**What you have to do**
Check each line for the string "BEARISH" and give only the count of lines that have it.

━━━━━━━━━━━━━━━━

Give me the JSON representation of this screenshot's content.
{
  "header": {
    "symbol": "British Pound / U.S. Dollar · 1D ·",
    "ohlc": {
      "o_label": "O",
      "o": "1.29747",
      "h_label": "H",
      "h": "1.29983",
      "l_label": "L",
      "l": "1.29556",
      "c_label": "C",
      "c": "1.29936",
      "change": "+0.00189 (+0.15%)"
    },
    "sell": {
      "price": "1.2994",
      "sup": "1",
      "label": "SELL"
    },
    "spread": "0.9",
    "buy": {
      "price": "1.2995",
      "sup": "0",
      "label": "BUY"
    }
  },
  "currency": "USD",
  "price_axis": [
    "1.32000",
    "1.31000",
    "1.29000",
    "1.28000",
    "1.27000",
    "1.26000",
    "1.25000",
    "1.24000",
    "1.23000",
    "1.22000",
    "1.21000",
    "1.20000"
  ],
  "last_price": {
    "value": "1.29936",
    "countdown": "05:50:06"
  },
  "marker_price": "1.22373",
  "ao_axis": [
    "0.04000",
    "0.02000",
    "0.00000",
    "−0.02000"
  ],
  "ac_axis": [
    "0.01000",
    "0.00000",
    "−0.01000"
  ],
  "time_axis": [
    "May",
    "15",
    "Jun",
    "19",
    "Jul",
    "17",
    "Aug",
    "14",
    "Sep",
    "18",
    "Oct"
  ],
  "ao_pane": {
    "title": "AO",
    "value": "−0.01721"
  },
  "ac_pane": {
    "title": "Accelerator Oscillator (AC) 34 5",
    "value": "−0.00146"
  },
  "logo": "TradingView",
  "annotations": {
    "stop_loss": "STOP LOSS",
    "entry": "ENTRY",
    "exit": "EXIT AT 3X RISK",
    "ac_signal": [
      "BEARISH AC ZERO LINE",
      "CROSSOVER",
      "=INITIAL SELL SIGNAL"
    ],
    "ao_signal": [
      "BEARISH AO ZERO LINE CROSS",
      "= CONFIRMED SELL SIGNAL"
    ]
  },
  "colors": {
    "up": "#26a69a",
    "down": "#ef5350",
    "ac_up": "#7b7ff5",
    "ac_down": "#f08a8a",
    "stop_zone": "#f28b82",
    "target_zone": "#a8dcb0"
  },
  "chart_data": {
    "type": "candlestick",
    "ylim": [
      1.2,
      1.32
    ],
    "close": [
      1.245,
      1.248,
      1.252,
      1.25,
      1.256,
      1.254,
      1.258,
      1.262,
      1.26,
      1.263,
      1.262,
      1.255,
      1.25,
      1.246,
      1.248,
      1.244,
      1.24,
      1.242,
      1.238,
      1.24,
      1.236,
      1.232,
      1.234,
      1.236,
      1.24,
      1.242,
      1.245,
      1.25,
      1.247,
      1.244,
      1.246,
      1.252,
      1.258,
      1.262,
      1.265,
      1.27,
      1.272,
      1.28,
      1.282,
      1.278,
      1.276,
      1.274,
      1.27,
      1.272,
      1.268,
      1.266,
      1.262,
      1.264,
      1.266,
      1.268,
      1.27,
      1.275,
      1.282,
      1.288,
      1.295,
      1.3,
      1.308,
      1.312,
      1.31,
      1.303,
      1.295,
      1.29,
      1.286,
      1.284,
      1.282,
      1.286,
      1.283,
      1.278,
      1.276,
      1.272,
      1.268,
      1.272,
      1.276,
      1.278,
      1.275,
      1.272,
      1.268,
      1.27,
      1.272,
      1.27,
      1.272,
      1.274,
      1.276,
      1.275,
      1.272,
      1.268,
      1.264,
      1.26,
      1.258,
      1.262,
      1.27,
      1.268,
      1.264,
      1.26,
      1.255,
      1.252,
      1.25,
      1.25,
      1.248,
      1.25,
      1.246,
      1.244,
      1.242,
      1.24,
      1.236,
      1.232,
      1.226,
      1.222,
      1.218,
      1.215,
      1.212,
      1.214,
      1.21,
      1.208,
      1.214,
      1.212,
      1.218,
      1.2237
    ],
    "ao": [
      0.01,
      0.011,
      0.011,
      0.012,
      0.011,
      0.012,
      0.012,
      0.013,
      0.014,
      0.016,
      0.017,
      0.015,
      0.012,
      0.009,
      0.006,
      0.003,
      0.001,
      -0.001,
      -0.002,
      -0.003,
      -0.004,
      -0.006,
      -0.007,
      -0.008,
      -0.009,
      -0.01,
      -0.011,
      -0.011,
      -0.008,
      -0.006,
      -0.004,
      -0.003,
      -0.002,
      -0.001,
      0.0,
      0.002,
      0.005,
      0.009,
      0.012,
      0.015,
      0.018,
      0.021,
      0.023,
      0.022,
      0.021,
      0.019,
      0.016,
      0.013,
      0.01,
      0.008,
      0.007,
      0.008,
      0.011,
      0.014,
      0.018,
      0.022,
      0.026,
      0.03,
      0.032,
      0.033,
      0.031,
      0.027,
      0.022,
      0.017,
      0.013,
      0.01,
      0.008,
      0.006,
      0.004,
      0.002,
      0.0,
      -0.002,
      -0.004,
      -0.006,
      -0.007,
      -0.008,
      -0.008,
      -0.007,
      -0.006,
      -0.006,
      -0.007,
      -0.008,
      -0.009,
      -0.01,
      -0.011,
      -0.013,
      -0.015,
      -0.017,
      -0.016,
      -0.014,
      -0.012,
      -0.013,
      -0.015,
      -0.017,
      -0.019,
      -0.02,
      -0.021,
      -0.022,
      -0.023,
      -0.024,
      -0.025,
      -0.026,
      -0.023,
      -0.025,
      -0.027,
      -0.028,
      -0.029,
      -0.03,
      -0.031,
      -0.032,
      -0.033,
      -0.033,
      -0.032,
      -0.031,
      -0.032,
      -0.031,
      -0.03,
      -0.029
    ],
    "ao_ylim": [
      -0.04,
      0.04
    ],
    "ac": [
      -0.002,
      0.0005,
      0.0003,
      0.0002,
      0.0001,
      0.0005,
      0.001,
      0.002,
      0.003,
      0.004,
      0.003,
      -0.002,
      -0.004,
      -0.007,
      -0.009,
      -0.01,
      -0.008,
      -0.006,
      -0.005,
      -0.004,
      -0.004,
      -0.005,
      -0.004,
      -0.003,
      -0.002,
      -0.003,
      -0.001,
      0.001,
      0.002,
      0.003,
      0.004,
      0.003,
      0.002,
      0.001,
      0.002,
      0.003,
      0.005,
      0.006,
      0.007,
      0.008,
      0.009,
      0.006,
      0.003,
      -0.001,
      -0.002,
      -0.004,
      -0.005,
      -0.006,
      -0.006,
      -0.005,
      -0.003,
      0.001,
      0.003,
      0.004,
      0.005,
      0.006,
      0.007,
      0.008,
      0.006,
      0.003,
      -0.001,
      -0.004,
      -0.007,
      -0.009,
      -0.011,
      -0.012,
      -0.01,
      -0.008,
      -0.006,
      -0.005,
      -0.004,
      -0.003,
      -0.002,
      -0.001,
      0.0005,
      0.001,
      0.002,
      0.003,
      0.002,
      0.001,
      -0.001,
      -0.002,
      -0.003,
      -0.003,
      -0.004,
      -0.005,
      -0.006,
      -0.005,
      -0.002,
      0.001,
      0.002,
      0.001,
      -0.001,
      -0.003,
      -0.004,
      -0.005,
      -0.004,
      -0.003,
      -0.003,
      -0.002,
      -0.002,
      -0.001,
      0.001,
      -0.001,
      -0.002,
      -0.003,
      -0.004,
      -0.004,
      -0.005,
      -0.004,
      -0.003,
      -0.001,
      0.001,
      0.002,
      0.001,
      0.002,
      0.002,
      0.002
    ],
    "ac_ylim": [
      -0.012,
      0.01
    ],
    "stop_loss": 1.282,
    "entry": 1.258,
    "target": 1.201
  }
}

━━━━━━━━━━━━━━━━

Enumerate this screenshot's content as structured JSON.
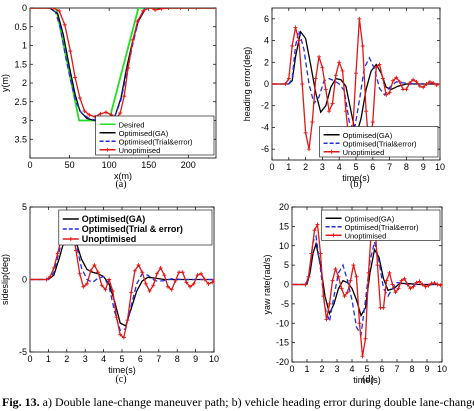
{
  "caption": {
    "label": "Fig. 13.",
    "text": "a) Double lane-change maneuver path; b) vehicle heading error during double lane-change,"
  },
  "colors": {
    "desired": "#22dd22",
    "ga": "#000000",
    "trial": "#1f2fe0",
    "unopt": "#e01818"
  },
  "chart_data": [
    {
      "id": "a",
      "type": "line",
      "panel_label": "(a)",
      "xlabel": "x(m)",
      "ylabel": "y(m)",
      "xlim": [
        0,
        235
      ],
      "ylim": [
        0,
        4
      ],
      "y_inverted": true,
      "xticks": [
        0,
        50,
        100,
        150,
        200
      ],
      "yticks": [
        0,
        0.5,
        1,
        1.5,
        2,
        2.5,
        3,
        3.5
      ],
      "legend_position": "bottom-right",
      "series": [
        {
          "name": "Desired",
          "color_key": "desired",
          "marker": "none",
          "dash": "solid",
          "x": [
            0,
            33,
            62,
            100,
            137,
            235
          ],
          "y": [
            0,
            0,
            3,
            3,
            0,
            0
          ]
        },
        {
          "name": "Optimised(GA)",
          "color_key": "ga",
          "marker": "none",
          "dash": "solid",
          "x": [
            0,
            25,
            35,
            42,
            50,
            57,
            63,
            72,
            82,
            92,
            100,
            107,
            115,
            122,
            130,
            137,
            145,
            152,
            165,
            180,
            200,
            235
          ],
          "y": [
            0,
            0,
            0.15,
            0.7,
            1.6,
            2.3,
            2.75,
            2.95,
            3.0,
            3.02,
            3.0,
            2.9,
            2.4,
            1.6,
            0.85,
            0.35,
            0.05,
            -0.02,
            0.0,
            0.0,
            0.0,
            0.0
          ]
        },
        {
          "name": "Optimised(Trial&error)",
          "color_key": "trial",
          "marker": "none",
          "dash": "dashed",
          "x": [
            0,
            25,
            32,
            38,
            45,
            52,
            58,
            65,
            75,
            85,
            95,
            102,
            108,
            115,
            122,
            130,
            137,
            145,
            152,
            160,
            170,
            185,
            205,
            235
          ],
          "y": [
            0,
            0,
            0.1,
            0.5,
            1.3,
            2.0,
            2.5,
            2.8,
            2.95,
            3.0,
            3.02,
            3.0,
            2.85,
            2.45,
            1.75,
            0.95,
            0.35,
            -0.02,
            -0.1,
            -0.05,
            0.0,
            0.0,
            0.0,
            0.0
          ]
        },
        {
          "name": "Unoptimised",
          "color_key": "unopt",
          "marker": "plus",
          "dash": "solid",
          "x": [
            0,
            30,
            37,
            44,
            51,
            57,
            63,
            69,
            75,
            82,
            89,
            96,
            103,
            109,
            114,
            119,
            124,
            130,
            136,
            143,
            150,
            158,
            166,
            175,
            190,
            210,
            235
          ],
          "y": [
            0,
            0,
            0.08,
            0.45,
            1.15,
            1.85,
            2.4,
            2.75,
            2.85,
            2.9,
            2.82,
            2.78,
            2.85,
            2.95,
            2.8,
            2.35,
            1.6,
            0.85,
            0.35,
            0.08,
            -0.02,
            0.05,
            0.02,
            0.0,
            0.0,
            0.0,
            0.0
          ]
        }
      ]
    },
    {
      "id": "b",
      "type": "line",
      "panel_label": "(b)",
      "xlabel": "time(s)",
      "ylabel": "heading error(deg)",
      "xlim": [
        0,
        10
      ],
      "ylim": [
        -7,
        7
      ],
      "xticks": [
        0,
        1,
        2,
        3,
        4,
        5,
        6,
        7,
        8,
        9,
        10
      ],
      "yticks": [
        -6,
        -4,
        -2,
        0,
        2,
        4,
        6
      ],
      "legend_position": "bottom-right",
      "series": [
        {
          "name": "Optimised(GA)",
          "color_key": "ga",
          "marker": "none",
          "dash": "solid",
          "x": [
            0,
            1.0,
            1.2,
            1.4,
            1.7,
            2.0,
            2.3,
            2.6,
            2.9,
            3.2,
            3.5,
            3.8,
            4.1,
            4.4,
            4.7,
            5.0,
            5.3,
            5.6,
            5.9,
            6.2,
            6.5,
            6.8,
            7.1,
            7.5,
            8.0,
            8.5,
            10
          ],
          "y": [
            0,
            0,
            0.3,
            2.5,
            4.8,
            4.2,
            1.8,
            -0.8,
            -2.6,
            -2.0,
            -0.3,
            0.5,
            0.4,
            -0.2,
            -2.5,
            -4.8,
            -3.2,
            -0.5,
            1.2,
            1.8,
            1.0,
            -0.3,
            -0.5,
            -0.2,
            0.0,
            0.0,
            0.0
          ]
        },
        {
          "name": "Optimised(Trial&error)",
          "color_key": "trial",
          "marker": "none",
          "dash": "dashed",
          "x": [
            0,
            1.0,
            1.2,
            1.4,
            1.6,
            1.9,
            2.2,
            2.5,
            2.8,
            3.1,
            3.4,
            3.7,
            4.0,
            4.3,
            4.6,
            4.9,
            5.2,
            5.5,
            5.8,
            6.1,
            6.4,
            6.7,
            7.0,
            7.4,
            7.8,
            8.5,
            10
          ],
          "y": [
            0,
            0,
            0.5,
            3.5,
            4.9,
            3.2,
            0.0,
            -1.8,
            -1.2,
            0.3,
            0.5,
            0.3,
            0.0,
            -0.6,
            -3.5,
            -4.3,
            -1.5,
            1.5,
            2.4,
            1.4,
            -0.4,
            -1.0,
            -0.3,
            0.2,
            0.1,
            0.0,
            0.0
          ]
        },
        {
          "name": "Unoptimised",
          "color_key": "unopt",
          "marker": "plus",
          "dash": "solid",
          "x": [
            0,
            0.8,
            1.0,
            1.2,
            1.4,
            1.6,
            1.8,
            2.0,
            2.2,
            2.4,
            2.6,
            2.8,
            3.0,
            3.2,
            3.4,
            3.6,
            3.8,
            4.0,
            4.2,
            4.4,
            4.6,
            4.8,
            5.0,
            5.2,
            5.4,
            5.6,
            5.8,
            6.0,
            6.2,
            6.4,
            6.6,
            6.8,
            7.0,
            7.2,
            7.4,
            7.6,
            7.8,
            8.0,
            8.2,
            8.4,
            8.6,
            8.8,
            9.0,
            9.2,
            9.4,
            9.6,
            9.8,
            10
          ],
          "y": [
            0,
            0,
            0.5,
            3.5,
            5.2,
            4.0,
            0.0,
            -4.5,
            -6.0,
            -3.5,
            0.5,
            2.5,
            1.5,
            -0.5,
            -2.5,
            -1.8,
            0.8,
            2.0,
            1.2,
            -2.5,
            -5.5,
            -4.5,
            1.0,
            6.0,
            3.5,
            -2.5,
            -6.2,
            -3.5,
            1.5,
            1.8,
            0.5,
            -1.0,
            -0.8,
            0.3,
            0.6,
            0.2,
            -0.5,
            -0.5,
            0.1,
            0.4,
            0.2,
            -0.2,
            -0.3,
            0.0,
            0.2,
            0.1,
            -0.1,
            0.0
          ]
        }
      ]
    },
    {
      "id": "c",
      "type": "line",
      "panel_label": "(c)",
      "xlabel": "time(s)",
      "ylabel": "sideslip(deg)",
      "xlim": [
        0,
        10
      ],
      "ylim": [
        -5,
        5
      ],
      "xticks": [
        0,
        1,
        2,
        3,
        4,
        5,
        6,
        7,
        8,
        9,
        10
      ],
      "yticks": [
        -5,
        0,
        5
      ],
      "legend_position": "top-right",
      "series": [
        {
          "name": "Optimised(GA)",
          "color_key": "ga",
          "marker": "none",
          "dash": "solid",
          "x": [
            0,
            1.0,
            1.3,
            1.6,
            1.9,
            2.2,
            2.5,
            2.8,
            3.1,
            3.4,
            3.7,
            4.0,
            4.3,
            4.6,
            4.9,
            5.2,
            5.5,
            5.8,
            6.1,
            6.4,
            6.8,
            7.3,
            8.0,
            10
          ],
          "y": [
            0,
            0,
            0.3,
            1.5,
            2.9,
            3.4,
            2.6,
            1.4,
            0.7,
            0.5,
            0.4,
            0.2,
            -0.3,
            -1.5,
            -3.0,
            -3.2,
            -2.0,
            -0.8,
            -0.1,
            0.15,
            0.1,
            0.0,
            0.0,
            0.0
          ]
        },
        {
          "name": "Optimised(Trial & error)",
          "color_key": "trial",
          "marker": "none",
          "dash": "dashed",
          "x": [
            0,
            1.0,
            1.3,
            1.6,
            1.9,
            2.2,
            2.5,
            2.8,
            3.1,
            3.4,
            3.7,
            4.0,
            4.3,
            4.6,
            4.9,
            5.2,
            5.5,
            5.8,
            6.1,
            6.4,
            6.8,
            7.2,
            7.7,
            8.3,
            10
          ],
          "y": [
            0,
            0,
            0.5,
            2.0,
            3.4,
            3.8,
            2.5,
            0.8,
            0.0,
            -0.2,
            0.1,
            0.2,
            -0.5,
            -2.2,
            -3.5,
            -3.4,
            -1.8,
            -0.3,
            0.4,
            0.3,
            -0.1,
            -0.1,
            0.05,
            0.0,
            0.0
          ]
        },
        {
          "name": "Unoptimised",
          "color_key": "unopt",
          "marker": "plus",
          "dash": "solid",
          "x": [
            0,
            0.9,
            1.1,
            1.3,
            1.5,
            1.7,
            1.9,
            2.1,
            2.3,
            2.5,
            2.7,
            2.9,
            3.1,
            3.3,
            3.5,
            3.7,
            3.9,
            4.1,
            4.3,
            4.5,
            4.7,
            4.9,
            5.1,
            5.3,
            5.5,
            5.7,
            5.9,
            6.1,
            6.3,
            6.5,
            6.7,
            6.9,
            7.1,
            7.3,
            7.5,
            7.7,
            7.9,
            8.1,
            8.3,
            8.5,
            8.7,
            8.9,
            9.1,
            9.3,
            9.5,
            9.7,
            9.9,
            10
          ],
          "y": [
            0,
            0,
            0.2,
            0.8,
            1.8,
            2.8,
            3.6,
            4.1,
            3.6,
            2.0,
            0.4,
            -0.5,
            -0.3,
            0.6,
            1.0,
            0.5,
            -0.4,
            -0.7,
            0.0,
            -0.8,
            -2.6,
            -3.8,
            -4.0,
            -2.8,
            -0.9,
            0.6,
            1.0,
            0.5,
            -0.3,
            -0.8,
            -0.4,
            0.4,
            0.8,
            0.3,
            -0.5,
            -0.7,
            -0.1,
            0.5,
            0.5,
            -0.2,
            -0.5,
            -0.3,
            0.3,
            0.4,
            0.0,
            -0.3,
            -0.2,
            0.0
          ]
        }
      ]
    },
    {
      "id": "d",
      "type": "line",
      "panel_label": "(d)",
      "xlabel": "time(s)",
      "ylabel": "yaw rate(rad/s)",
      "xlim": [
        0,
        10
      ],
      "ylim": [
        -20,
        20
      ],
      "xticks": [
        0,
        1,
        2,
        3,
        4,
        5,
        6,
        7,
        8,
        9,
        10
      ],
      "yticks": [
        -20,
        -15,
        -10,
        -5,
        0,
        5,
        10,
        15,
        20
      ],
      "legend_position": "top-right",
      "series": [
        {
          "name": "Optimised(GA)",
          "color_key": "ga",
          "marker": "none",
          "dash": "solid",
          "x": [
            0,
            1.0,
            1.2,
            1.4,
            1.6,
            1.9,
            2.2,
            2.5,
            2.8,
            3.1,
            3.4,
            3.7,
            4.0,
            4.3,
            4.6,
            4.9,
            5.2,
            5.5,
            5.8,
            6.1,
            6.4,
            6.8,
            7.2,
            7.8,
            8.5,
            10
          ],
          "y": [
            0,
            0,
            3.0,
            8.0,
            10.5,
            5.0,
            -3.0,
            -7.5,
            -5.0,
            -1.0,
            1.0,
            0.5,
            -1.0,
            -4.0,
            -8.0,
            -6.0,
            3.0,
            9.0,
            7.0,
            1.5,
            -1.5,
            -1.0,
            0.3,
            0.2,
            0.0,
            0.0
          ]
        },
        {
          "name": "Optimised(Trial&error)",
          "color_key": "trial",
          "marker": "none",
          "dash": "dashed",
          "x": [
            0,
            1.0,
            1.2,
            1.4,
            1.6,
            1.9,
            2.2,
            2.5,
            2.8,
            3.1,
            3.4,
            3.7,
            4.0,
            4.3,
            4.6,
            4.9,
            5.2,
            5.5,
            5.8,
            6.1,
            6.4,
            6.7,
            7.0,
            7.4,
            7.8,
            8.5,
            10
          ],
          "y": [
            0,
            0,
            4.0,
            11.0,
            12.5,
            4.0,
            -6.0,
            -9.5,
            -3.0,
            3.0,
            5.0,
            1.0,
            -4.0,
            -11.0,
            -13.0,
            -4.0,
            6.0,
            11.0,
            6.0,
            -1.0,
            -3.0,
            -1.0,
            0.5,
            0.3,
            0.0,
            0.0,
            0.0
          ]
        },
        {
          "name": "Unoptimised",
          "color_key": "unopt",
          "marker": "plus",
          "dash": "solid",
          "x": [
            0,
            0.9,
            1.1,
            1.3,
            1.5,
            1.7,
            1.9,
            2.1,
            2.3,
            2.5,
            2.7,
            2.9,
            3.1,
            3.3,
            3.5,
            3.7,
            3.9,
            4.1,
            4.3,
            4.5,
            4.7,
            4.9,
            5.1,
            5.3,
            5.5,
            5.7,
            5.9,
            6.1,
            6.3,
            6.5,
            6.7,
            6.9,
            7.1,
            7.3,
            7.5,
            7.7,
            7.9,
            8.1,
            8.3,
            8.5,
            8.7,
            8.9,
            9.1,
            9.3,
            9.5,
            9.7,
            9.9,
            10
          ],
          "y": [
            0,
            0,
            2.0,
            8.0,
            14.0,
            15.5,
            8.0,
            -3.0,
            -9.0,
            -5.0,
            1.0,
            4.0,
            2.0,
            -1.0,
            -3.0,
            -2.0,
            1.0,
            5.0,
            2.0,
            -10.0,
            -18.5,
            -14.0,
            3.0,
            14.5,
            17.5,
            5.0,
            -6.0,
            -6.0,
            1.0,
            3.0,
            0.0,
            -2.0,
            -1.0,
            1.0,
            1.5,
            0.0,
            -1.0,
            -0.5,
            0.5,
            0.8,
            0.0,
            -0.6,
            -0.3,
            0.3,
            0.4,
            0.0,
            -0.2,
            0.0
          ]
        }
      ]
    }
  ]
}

━━━━━━━━━━━━━━━━

**Expected answer**
2